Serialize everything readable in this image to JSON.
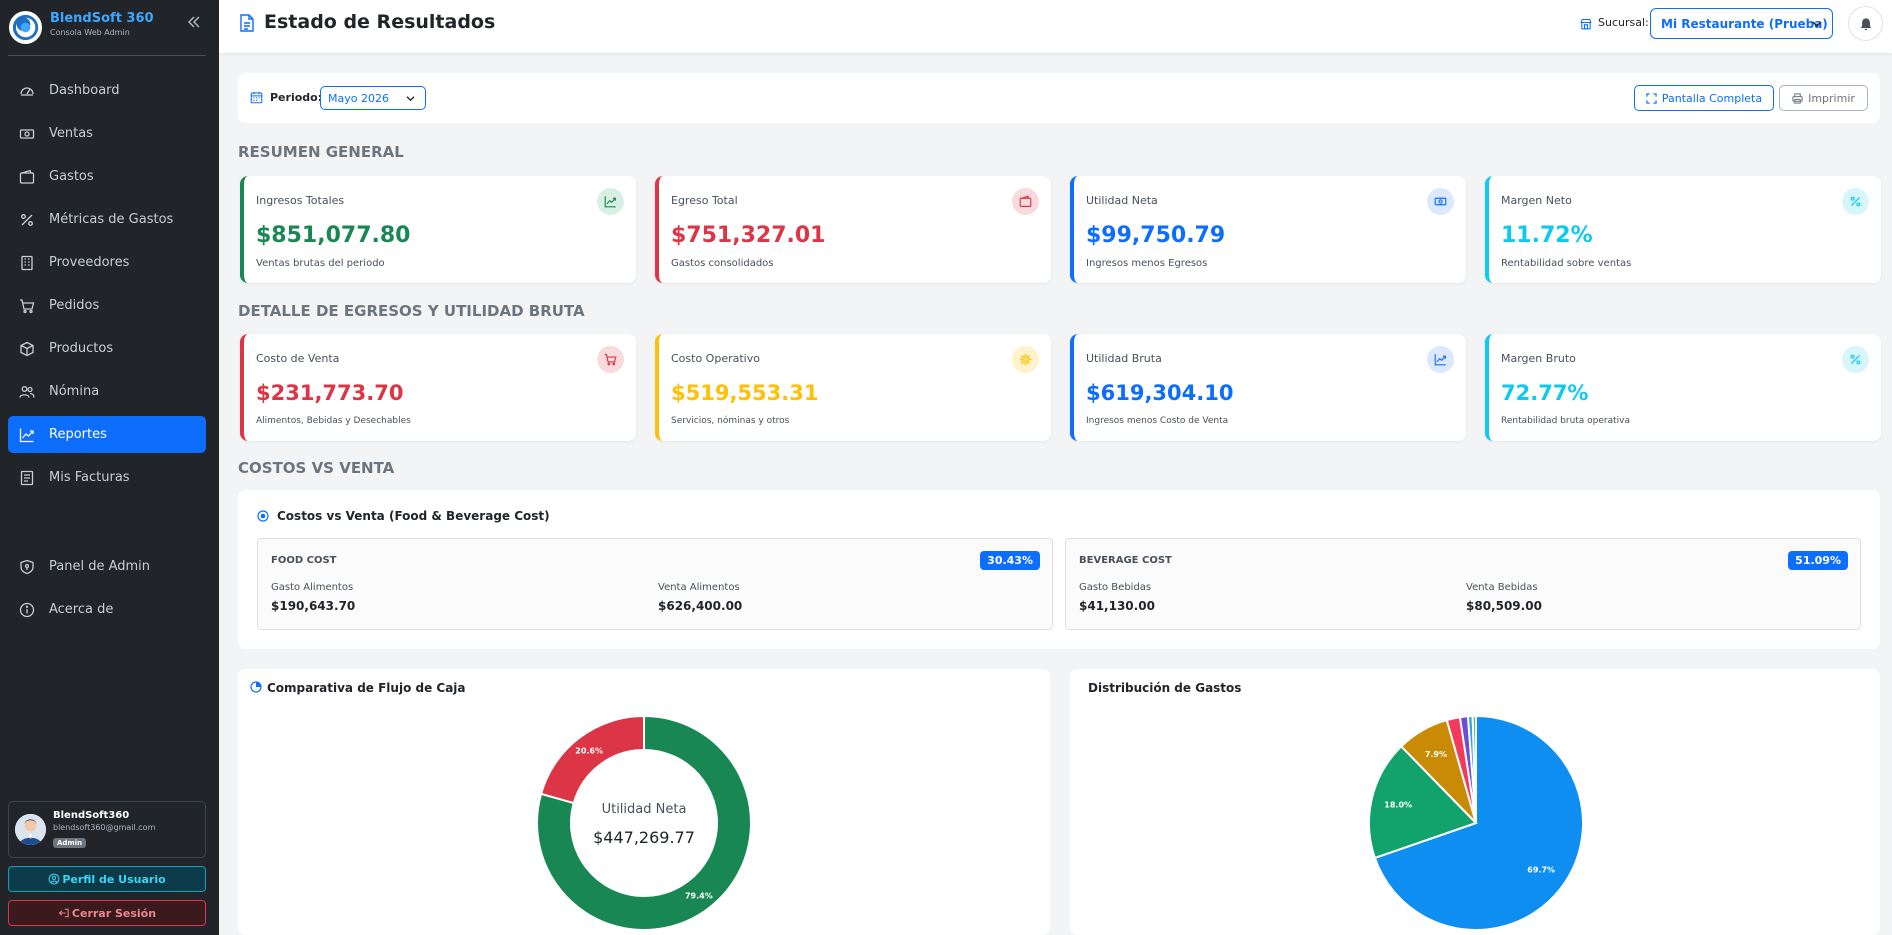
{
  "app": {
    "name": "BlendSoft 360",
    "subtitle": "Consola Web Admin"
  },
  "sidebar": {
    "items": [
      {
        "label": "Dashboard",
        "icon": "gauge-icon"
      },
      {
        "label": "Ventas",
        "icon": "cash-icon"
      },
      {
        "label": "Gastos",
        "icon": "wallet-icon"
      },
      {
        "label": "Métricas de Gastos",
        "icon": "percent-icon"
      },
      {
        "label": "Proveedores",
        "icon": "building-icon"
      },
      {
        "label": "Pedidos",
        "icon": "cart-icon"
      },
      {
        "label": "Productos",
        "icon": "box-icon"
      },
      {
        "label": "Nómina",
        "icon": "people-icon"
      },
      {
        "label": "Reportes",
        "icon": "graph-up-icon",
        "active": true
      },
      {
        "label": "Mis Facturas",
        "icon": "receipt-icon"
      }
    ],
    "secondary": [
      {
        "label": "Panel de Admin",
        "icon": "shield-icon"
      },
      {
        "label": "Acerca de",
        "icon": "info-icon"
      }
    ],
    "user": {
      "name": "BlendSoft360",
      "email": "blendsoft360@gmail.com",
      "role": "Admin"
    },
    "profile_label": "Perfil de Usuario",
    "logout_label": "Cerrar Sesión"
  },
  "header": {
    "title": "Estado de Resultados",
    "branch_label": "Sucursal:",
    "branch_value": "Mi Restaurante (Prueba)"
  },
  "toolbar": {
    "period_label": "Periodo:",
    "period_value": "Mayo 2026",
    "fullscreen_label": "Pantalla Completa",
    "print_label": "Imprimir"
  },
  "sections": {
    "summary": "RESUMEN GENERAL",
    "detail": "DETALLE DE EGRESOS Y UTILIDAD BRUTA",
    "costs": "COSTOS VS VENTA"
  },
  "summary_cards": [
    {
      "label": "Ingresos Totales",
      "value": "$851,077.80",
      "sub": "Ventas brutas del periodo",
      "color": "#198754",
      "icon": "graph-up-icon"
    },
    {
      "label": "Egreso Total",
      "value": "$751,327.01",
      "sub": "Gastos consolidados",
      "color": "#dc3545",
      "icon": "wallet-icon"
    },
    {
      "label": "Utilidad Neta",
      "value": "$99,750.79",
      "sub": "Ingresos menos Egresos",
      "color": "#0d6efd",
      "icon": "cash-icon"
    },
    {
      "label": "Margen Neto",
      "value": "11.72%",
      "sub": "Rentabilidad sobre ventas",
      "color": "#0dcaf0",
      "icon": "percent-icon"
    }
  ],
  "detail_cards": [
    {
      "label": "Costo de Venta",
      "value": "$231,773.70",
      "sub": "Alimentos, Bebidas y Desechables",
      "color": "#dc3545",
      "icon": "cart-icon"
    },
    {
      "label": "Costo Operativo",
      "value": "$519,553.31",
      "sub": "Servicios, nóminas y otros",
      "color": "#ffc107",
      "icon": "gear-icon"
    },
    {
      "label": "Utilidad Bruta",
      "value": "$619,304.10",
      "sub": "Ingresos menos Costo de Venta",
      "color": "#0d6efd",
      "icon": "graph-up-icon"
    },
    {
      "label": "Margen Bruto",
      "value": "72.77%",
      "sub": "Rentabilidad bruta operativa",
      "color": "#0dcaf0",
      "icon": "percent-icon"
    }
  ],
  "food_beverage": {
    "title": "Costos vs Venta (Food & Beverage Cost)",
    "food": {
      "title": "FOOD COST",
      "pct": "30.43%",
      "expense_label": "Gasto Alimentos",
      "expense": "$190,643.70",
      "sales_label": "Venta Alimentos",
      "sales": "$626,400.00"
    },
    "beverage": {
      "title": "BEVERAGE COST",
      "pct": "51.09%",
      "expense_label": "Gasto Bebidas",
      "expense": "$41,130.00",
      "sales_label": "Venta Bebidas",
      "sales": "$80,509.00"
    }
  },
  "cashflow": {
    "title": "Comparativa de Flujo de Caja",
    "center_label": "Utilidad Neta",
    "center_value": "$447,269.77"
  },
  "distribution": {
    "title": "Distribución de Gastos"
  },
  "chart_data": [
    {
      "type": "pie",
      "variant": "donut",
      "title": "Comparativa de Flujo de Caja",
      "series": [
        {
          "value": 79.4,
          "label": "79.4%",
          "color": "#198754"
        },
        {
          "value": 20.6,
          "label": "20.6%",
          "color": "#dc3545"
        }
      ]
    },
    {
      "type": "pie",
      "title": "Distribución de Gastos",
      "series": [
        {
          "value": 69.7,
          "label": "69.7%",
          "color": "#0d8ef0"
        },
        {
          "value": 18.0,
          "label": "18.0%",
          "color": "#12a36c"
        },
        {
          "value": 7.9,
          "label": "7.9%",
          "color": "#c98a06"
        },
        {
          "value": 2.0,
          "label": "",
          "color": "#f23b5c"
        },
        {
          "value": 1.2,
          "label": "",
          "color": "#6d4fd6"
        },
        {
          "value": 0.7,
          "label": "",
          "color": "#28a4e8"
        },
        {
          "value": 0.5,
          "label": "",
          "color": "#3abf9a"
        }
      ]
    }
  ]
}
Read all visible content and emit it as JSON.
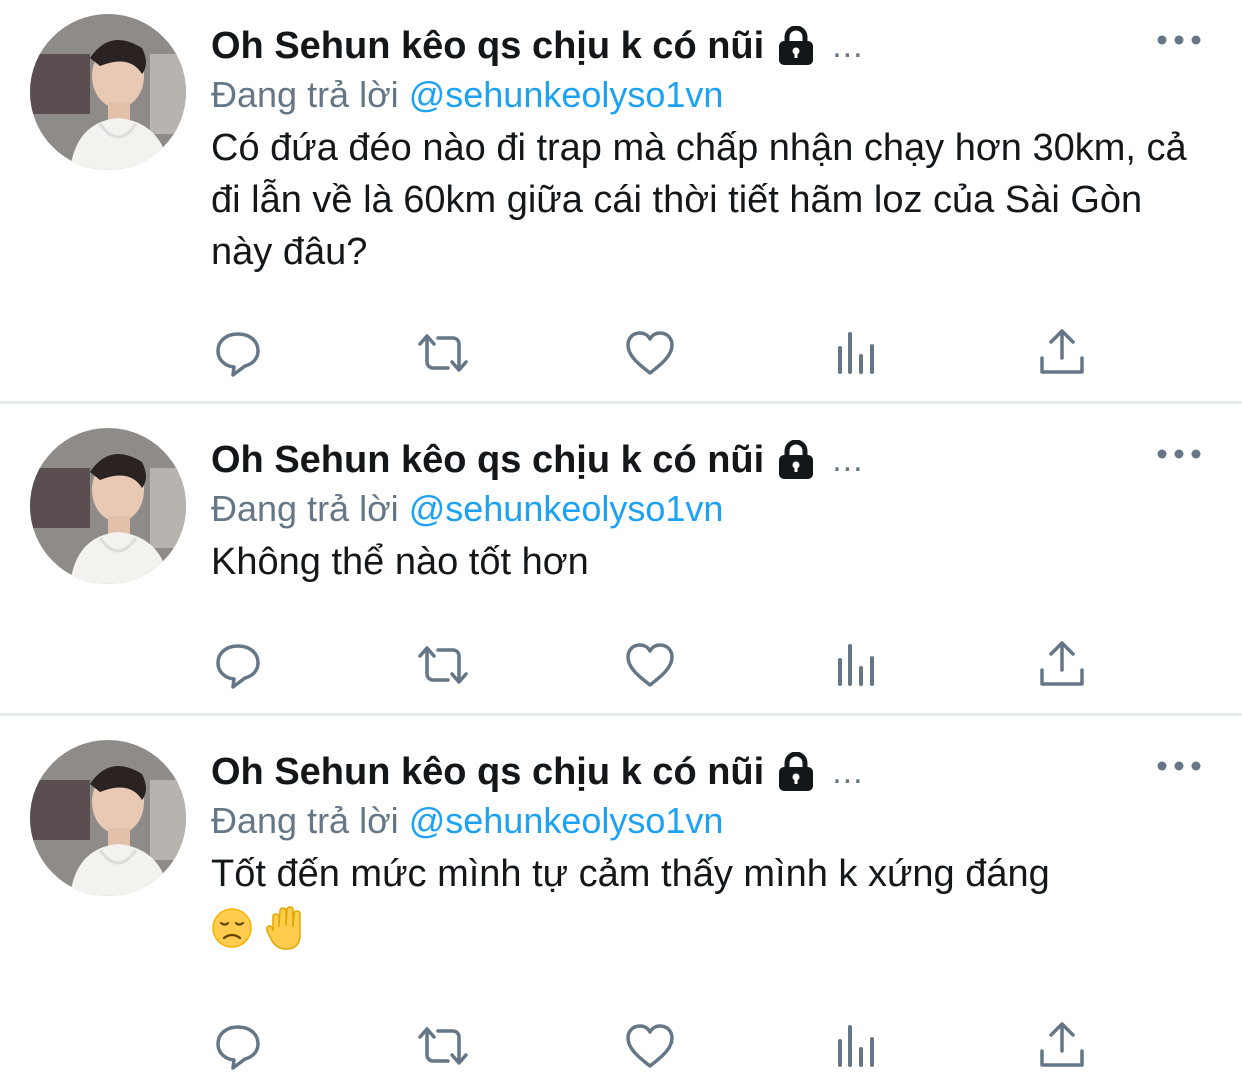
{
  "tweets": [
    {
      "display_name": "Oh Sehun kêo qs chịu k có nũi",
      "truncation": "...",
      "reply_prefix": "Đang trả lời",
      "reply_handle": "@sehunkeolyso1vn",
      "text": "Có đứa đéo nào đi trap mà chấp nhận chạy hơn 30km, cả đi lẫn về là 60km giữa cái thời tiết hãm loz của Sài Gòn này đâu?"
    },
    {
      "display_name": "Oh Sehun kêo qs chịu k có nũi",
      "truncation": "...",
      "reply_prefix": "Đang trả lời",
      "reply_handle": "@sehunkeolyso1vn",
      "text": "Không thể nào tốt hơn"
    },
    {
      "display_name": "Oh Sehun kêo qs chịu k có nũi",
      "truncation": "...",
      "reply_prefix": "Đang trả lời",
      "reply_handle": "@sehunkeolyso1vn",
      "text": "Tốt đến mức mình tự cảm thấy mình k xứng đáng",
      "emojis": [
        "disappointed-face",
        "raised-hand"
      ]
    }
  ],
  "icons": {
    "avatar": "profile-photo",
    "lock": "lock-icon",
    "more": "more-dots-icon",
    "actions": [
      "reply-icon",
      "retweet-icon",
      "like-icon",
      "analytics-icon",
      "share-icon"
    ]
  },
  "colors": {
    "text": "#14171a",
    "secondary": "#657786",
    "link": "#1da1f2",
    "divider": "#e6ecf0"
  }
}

════

Extract the full listing exactly, with the pictures left out.

[SOLUTION TO THIS PROBLEM]:
Serialize everything readable in this image to JSON.
{
  "app": {
    "name": "BlendSoft 360",
    "subtitle": "Consola Web Admin"
  },
  "sidebar": {
    "items": [
      {
        "label": "Dashboard",
        "icon": "gauge-icon"
      },
      {
        "label": "Ventas",
        "icon": "cash-icon"
      },
      {
        "label": "Gastos",
        "icon": "wallet-icon"
      },
      {
        "label": "Métricas de Gastos",
        "icon": "percent-icon"
      },
      {
        "label": "Proveedores",
        "icon": "building-icon"
      },
      {
        "label": "Pedidos",
        "icon": "cart-icon"
      },
      {
        "label": "Productos",
        "icon": "box-icon"
      },
      {
        "label": "Nómina",
        "icon": "people-icon"
      },
      {
        "label": "Reportes",
        "icon": "graph-up-icon",
        "active": true
      },
      {
        "label": "Mis Facturas",
        "icon": "receipt-icon"
      }
    ],
    "secondary": [
      {
        "label": "Panel de Admin",
        "icon": "shield-icon"
      },
      {
        "label": "Acerca de",
        "icon": "info-icon"
      }
    ],
    "user": {
      "name": "BlendSoft360",
      "email": "blendsoft360@gmail.com",
      "role": "Admin"
    },
    "profile_label": "Perfil de Usuario",
    "logout_label": "Cerrar Sesión"
  },
  "header": {
    "title": "Estado de Resultados",
    "branch_label": "Sucursal:",
    "branch_value": "Mi Restaurante (Prueba)"
  },
  "toolbar": {
    "period_label": "Periodo:",
    "period_value": "Mayo 2026",
    "fullscreen_label": "Pantalla Completa",
    "print_label": "Imprimir"
  },
  "sections": {
    "summary": "RESUMEN GENERAL",
    "detail": "DETALLE DE EGRESOS Y UTILIDAD BRUTA",
    "costs": "COSTOS VS VENTA"
  },
  "summary_cards": [
    {
      "label": "Ingresos Totales",
      "value": "$851,077.80",
      "sub": "Ventas brutas del periodo",
      "color": "#198754",
      "icon": "graph-up-icon"
    },
    {
      "label": "Egreso Total",
      "value": "$751,327.01",
      "sub": "Gastos consolidados",
      "color": "#dc3545",
      "icon": "wallet-icon"
    },
    {
      "label": "Utilidad Neta",
      "value": "$99,750.79",
      "sub": "Ingresos menos Egresos",
      "color": "#0d6efd",
      "icon": "cash-icon"
    },
    {
      "label": "Margen Neto",
      "value": "11.72%",
      "sub": "Rentabilidad sobre ventas",
      "color": "#0dcaf0",
      "icon": "percent-icon"
    }
  ],
  "detail_cards": [
    {
      "label": "Costo de Venta",
      "value": "$231,773.70",
      "sub": "Alimentos, Bebidas y Desechables",
      "color": "#dc3545",
      "icon": "cart-icon"
    },
    {
      "label": "Costo Operativo",
      "value": "$519,553.31",
      "sub": "Servicios, nóminas y otros",
      "color": "#ffc107",
      "icon": "gear-icon"
    },
    {
      "label": "Utilidad Bruta",
      "value": "$619,304.10",
      "sub": "Ingresos menos Costo de Venta",
      "color": "#0d6efd",
      "icon": "graph-up-icon"
    },
    {
      "label": "Margen Bruto",
      "value": "72.77%",
      "sub": "Rentabilidad bruta operativa",
      "color": "#0dcaf0",
      "icon": "percent-icon"
    }
  ],
  "food_beverage": {
    "title": "Costos vs Venta (Food & Beverage Cost)",
    "food": {
      "title": "FOOD COST",
      "pct": "30.43%",
      "expense_label": "Gasto Alimentos",
      "expense": "$190,643.70",
      "sales_label": "Venta Alimentos",
      "sales": "$626,400.00"
    },
    "beverage": {
      "title": "BEVERAGE COST",
      "pct": "51.09%",
      "expense_label": "Gasto Bebidas",
      "expense": "$41,130.00",
      "sales_label": "Venta Bebidas",
      "sales": "$80,509.00"
    }
  },
  "cashflow": {
    "title": "Comparativa de Flujo de Caja",
    "center_label": "Utilidad Neta",
    "center_value": "$447,269.77"
  },
  "distribution": {
    "title": "Distribución de Gastos"
  },
  "chart_data": [
    {
      "type": "pie",
      "variant": "donut",
      "title": "Comparativa de Flujo de Caja",
      "series": [
        {
          "value": 79.4,
          "label": "79.4%",
          "color": "#198754"
        },
        {
          "value": 20.6,
          "label": "20.6%",
          "color": "#dc3545"
        }
      ]
    },
    {
      "type": "pie",
      "title": "Distribución de Gastos",
      "series": [
        {
          "value": 69.7,
          "label": "69.7%",
          "color": "#0d8ef0"
        },
        {
          "value": 18.0,
          "label": "18.0%",
          "color": "#12a36c"
        },
        {
          "value": 7.9,
          "label": "7.9%",
          "color": "#c98a06"
        },
        {
          "value": 2.0,
          "label": "",
          "color": "#f23b5c"
        },
        {
          "value": 1.2,
          "label": "",
          "color": "#6d4fd6"
        },
        {
          "value": 0.7,
          "label": "",
          "color": "#28a4e8"
        },
        {
          "value": 0.5,
          "label": "",
          "color": "#3abf9a"
        }
      ]
    }
  ]
}
Read all visible content and emit it as JSON.
{
  "tweets": [
    {
      "display_name": "Oh Sehun kêo qs chịu k có nũi",
      "truncation": "...",
      "reply_prefix": "Đang trả lời",
      "reply_handle": "@sehunkeolyso1vn",
      "text": "Có đứa đéo nào đi trap mà chấp nhận chạy hơn 30km, cả đi lẫn về là 60km giữa cái thời tiết hãm loz của Sài Gòn này đâu?"
    },
    {
      "display_name": "Oh Sehun kêo qs chịu k có nũi",
      "truncation": "...",
      "reply_prefix": "Đang trả lời",
      "reply_handle": "@sehunkeolyso1vn",
      "text": "Không thể nào tốt hơn"
    },
    {
      "display_name": "Oh Sehun kêo qs chịu k có nũi",
      "truncation": "...",
      "reply_prefix": "Đang trả lời",
      "reply_handle": "@sehunkeolyso1vn",
      "text": "Tốt đến mức mình tự cảm thấy mình k xứng đáng",
      "emojis": [
        "disappointed-face",
        "raised-hand"
      ]
    }
  ],
  "icons": {
    "avatar": "profile-photo",
    "lock": "lock-icon",
    "more": "more-dots-icon",
    "actions": [
      "reply-icon",
      "retweet-icon",
      "like-icon",
      "analytics-icon",
      "share-icon"
    ]
  },
  "colors": {
    "text": "#14171a",
    "secondary": "#657786",
    "link": "#1da1f2",
    "divider": "#e6ecf0"
  }
}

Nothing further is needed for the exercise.